__The problem__: Reproduce the records below exactly as they appear, omitting any pictures they contain.

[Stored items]
____

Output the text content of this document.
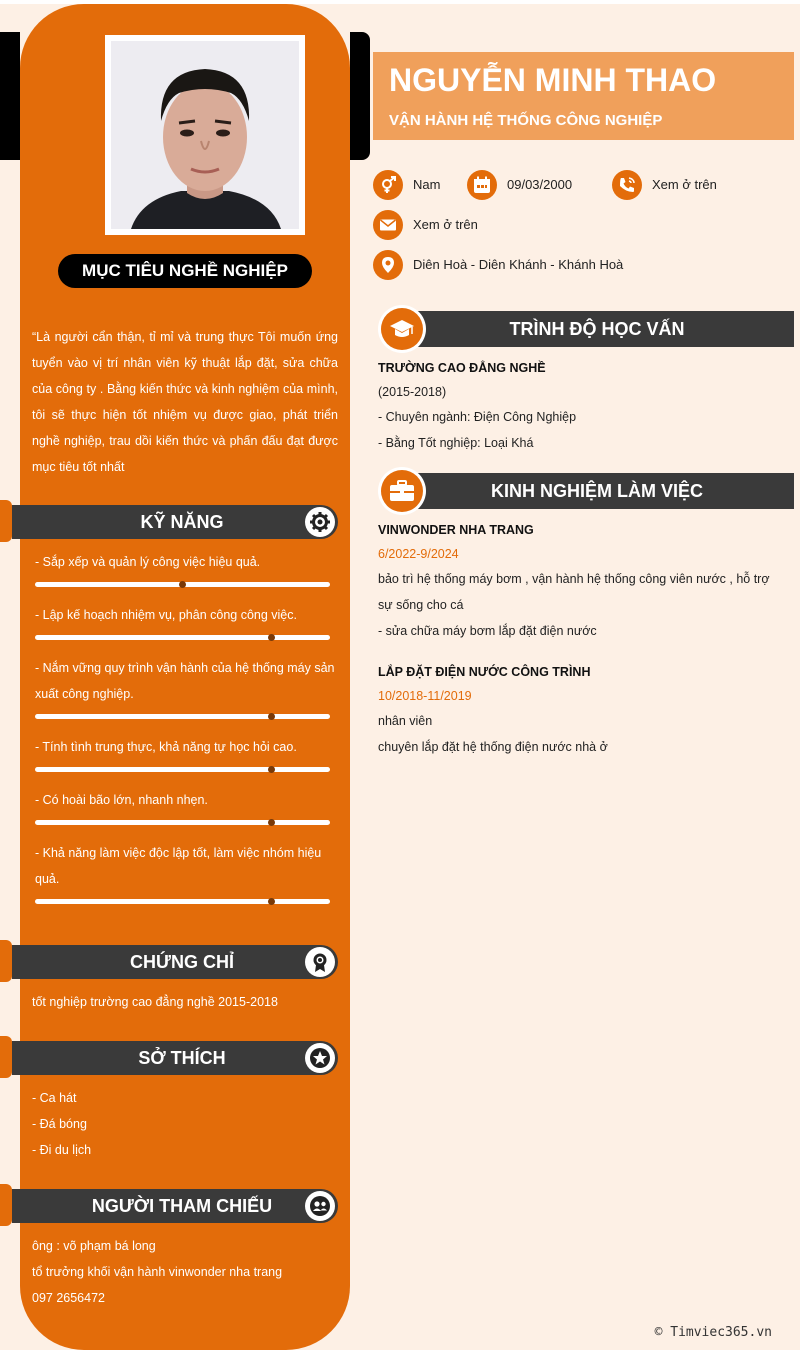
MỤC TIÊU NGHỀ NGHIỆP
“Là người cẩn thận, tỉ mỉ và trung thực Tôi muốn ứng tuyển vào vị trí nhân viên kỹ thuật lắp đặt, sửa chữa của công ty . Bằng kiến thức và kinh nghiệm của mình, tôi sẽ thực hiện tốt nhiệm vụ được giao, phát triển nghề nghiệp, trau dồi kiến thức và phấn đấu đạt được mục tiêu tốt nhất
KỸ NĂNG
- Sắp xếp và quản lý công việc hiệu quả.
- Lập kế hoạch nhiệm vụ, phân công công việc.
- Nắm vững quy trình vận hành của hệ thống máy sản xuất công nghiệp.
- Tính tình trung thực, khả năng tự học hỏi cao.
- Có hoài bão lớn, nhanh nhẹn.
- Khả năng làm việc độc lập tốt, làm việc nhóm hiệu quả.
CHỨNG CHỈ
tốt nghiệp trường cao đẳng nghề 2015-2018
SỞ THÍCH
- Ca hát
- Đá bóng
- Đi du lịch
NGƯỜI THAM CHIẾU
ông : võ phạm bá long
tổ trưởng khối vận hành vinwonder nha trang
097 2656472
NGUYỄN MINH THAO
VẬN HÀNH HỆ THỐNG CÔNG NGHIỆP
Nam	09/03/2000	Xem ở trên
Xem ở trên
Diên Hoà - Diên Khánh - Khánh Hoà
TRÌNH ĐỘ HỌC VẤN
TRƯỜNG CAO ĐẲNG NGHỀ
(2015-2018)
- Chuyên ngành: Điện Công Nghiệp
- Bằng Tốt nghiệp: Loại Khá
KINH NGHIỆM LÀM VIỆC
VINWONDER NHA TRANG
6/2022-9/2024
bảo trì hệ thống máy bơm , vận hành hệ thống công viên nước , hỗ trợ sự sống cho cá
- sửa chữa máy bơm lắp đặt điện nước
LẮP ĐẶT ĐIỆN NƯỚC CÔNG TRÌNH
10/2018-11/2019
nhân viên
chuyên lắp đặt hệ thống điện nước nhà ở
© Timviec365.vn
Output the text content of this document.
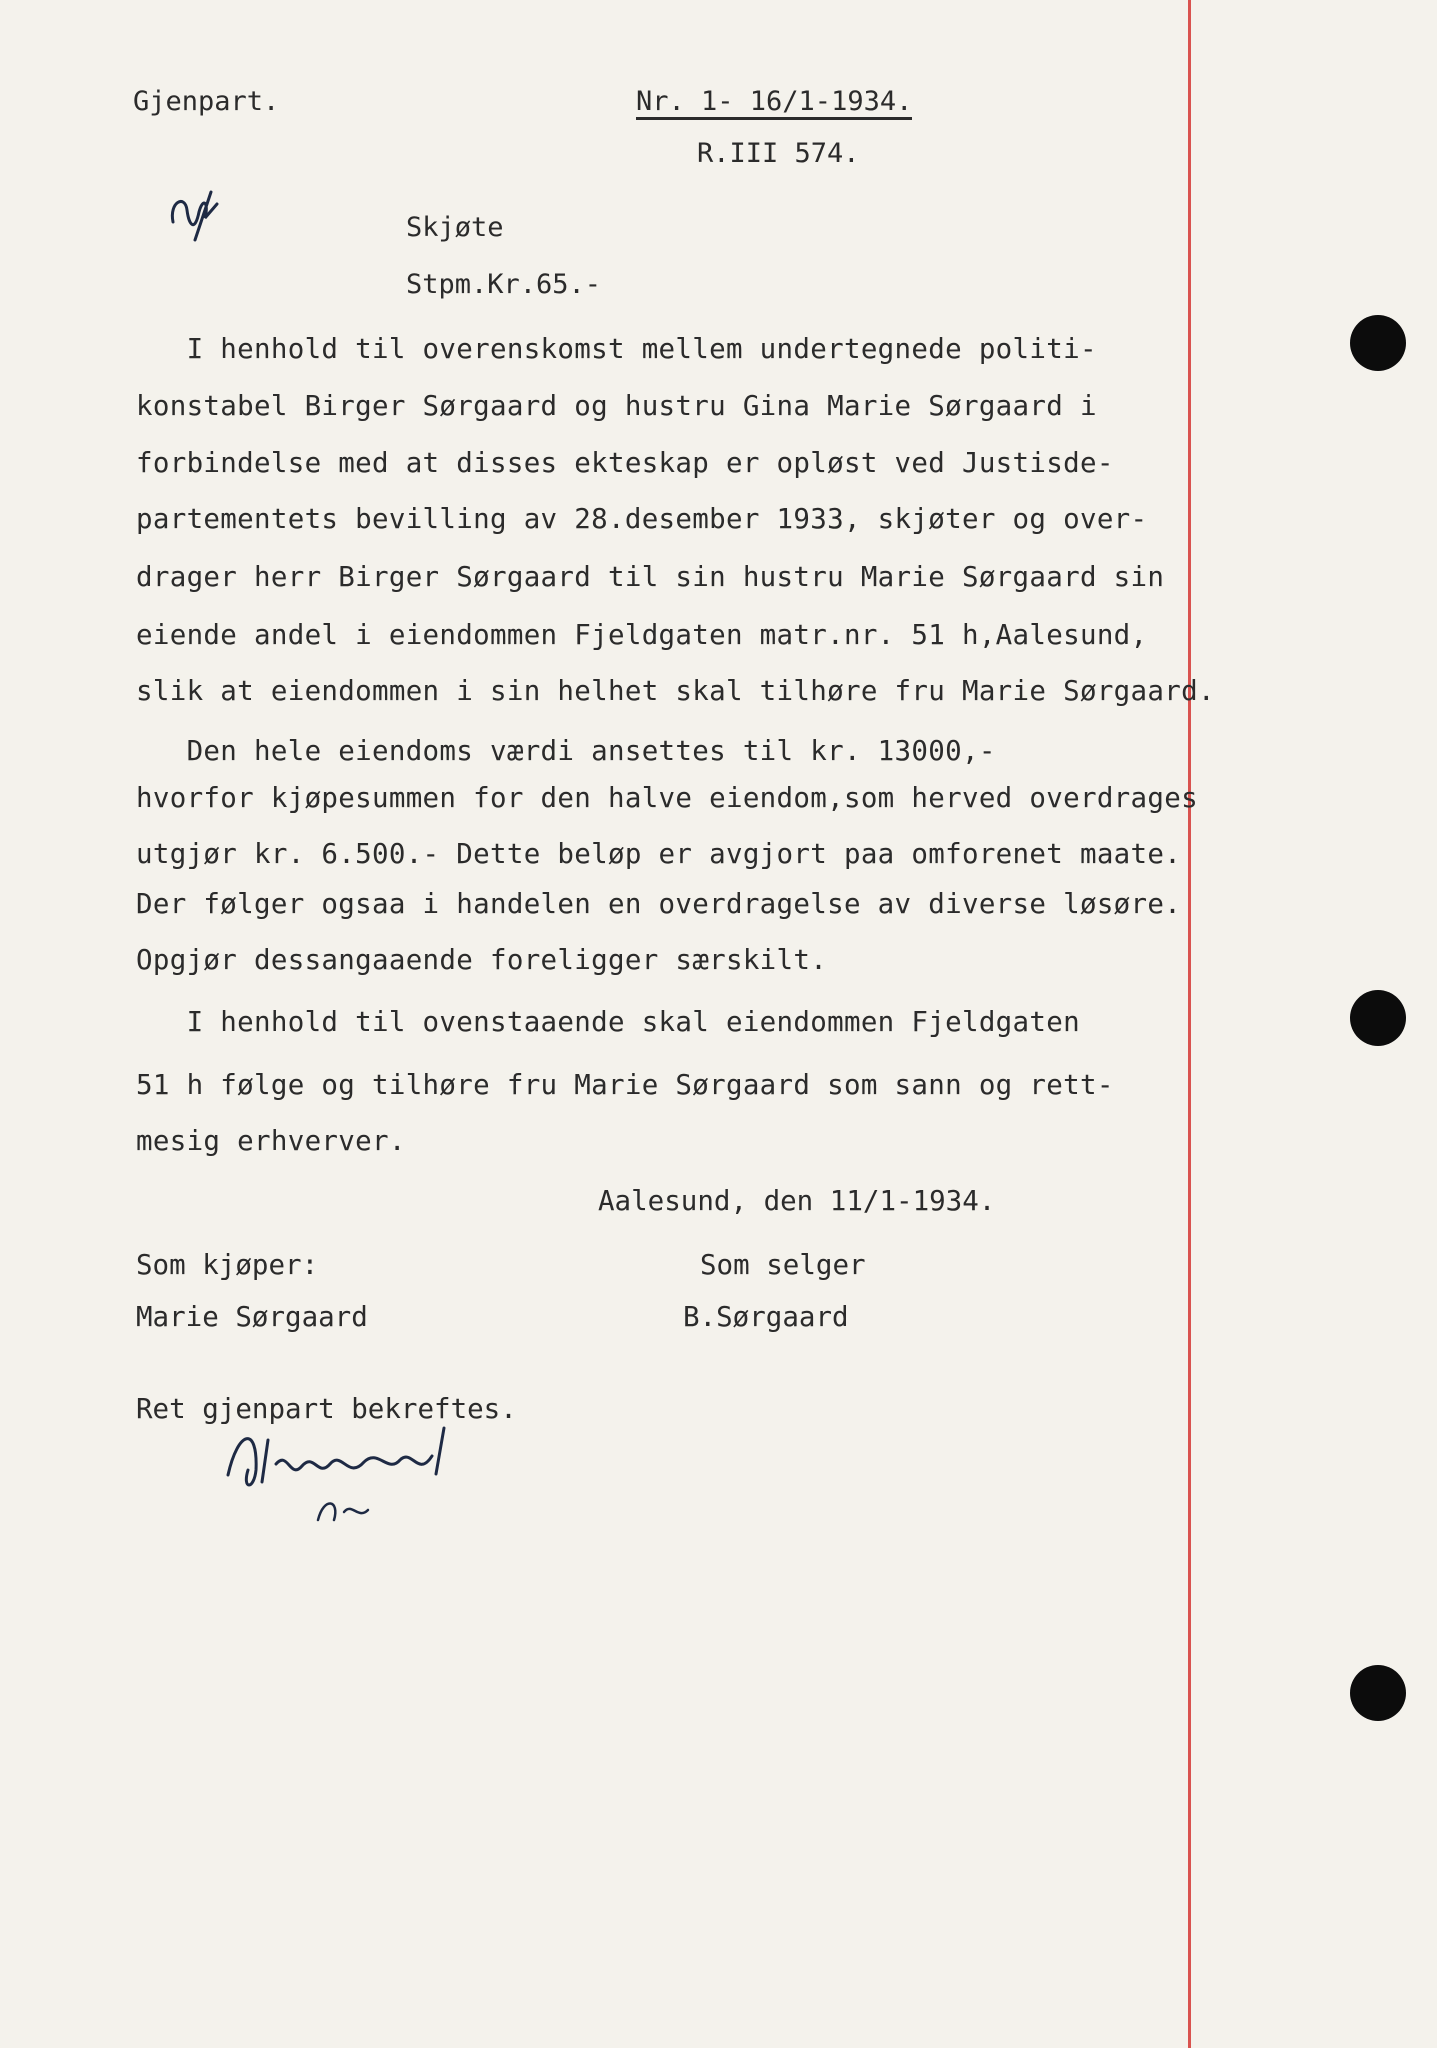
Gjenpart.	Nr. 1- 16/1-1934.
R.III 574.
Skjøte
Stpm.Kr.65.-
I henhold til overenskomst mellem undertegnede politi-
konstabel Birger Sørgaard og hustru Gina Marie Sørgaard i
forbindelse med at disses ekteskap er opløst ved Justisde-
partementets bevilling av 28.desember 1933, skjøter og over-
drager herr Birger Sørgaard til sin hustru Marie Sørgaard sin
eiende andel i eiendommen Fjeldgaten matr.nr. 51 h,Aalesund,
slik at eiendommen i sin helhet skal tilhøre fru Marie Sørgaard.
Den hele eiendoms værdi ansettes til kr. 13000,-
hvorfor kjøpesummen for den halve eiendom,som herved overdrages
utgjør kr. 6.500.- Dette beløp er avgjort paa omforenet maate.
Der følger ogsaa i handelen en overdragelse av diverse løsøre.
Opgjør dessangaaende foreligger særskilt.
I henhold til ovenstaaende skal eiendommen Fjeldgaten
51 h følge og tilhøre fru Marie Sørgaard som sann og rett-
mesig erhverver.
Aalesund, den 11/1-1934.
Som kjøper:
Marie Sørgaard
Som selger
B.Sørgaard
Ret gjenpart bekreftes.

____

__Worked solution__:
Output the text content of this document.
MỤC TIÊU NGHỀ NGHIỆP
“Là người cẩn thận, tỉ mỉ và trung thực Tôi muốn ứng tuyển vào vị trí nhân viên kỹ thuật lắp đặt, sửa chữa của công ty . Bằng kiến thức và kinh nghiệm của mình, tôi sẽ thực hiện tốt nhiệm vụ được giao, phát triển nghề nghiệp, trau dồi kiến thức và phấn đấu đạt được mục tiêu tốt nhất
KỸ NĂNG
- Sắp xếp và quản lý công việc hiệu quả.
- Lập kế hoạch nhiệm vụ, phân công công việc.
- Nắm vững quy trình vận hành của hệ thống máy sản xuất công nghiệp.
- Tính tình trung thực, khả năng tự học hỏi cao.
- Có hoài bão lớn, nhanh nhẹn.
- Khả năng làm việc độc lập tốt, làm việc nhóm hiệu quả.
CHỨNG CHỈ
tốt nghiệp trường cao đẳng nghề 2015-2018
SỞ THÍCH
- Ca hát
- Đá bóng
- Đi du lịch
NGƯỜI THAM CHIẾU
ông : võ phạm bá long
tổ trưởng khối vận hành vinwonder nha trang
097 2656472
NGUYỄN MINH THAO
VẬN HÀNH HỆ THỐNG CÔNG NGHIỆP
Nam	09/03/2000	Xem ở trên
Xem ở trên
Diên Hoà - Diên Khánh - Khánh Hoà
TRÌNH ĐỘ HỌC VẤN
TRƯỜNG CAO ĐẲNG NGHỀ
(2015-2018)
- Chuyên ngành: Điện Công Nghiệp
- Bằng Tốt nghiệp: Loại Khá
KINH NGHIỆM LÀM VIỆC
VINWONDER NHA TRANG
6/2022-9/2024
bảo trì hệ thống máy bơm , vận hành hệ thống công viên nước , hỗ trợ sự sống cho cá
- sửa chữa máy bơm lắp đặt điện nước
LẮP ĐẶT ĐIỆN NƯỚC CÔNG TRÌNH
10/2018-11/2019
nhân viên
chuyên lắp đặt hệ thống điện nước nhà ở
© Timviec365.vn
Output the text content of this document.
Gjenpart.	Nr. 1- 16/1-1934.
R.III 574.
Skjøte
Stpm.Kr.65.-
I henhold til overenskomst mellem undertegnede politi-
konstabel Birger Sørgaard og hustru Gina Marie Sørgaard i
forbindelse med at disses ekteskap er opløst ved Justisde-
partementets bevilling av 28.desember 1933, skjøter og over-
drager herr Birger Sørgaard til sin hustru Marie Sørgaard sin
eiende andel i eiendommen Fjeldgaten matr.nr. 51 h,Aalesund,
slik at eiendommen i sin helhet skal tilhøre fru Marie Sørgaard.
Den hele eiendoms værdi ansettes til kr. 13000,-
hvorfor kjøpesummen for den halve eiendom,som herved overdrages
utgjør kr. 6.500.- Dette beløp er avgjort paa omforenet maate.
Der følger ogsaa i handelen en overdragelse av diverse løsøre.
Opgjør dessangaaende foreligger særskilt.
I henhold til ovenstaaende skal eiendommen Fjeldgaten
51 h følge og tilhøre fru Marie Sørgaard som sann og rett-
mesig erhverver.
Aalesund, den 11/1-1934.
Som kjøper:
Marie Sørgaard
Som selger
B.Sørgaard
Ret gjenpart bekreftes.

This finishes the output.